_Required task_. Scan the entries below. List each line with "Οποιοδήποτε".

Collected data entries

— BEGIN —

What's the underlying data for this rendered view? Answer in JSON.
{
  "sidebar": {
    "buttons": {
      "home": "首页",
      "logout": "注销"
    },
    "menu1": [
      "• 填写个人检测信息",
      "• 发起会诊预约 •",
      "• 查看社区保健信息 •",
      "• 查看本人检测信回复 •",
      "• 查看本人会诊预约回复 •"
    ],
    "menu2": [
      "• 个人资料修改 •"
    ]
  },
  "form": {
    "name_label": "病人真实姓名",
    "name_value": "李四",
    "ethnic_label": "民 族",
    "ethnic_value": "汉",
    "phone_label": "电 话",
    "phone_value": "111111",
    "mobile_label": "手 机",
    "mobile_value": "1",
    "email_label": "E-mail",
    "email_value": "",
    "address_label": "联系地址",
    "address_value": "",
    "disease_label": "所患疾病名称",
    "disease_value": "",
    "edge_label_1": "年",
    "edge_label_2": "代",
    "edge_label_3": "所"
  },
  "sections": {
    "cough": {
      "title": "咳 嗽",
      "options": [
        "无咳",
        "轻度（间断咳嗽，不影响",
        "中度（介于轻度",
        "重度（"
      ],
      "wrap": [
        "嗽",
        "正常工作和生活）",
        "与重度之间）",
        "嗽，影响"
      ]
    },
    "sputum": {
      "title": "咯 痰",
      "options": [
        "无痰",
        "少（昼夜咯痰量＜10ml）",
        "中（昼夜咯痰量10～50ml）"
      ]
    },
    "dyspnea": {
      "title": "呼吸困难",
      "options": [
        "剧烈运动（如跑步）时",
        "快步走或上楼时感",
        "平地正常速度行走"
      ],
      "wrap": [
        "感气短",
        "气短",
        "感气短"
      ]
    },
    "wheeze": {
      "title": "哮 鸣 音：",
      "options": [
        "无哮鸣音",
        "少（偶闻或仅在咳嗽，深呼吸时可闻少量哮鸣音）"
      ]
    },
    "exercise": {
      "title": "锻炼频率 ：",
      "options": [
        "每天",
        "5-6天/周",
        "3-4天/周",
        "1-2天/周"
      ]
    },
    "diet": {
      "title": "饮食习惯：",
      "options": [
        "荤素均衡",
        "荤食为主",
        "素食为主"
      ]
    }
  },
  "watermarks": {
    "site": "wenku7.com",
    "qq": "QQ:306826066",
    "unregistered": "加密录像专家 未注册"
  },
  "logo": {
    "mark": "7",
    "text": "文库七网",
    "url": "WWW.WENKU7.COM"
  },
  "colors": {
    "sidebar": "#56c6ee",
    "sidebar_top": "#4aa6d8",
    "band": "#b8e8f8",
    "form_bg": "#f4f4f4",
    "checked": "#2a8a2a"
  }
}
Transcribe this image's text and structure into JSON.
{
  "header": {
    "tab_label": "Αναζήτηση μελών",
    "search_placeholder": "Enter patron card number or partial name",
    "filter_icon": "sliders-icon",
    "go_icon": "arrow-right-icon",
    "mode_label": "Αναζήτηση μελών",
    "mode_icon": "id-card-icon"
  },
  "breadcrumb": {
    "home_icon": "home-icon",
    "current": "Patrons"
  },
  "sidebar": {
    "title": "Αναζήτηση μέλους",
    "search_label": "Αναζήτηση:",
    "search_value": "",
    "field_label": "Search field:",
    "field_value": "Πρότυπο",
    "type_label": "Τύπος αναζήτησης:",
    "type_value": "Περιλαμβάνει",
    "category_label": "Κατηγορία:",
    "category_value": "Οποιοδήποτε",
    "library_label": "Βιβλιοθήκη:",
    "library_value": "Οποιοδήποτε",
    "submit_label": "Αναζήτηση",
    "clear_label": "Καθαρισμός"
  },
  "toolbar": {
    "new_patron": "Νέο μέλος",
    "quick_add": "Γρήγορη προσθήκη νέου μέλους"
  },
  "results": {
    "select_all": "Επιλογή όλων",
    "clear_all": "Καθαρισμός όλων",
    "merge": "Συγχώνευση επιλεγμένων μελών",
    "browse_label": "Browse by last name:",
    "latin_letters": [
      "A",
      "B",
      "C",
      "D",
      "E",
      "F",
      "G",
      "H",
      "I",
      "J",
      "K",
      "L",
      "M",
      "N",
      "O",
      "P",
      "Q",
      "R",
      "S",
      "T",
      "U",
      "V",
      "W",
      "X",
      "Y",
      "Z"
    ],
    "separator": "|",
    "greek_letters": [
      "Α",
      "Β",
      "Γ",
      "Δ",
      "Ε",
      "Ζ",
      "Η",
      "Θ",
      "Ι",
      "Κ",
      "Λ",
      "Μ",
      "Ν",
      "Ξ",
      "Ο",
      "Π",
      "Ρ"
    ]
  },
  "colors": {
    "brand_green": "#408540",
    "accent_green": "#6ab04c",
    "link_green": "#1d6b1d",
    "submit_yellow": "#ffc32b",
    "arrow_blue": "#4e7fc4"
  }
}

— END —
— BEGIN —

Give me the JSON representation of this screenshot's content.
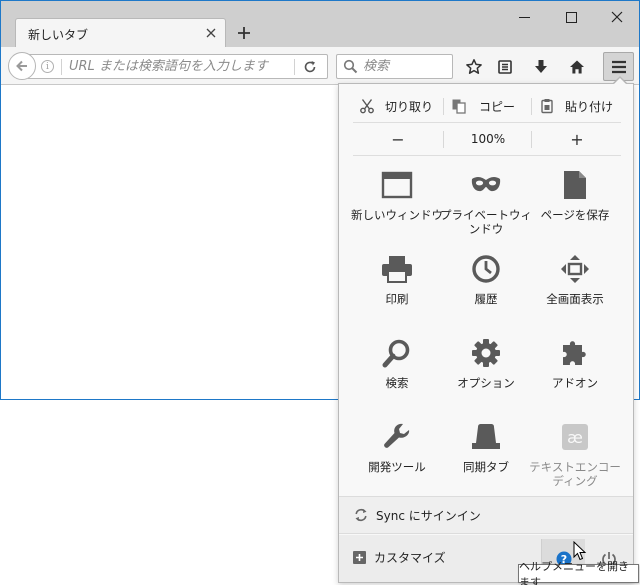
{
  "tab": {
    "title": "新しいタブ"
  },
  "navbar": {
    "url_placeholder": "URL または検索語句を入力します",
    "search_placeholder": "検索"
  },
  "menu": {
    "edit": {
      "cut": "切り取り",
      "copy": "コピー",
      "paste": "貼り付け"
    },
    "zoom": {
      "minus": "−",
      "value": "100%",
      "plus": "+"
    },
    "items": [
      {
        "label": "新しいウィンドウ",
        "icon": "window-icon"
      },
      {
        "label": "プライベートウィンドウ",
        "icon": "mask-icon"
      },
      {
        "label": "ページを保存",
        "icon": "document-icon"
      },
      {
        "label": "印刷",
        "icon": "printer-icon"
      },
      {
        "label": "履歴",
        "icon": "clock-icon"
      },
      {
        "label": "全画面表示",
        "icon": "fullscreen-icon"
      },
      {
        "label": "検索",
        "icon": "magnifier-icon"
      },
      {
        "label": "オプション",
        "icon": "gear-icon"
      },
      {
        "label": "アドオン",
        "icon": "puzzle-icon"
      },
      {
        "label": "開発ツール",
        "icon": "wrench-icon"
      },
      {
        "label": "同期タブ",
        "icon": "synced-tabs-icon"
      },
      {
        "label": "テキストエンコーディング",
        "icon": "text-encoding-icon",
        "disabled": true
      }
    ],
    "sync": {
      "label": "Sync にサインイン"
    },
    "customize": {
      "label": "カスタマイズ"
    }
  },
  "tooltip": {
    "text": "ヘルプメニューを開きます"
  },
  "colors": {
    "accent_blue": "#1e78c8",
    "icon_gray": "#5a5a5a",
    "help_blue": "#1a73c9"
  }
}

— END —

_Right answer_.
    "category_value": "Οποιοδήποτε",
    "library_value": "Οποιοδήποτε",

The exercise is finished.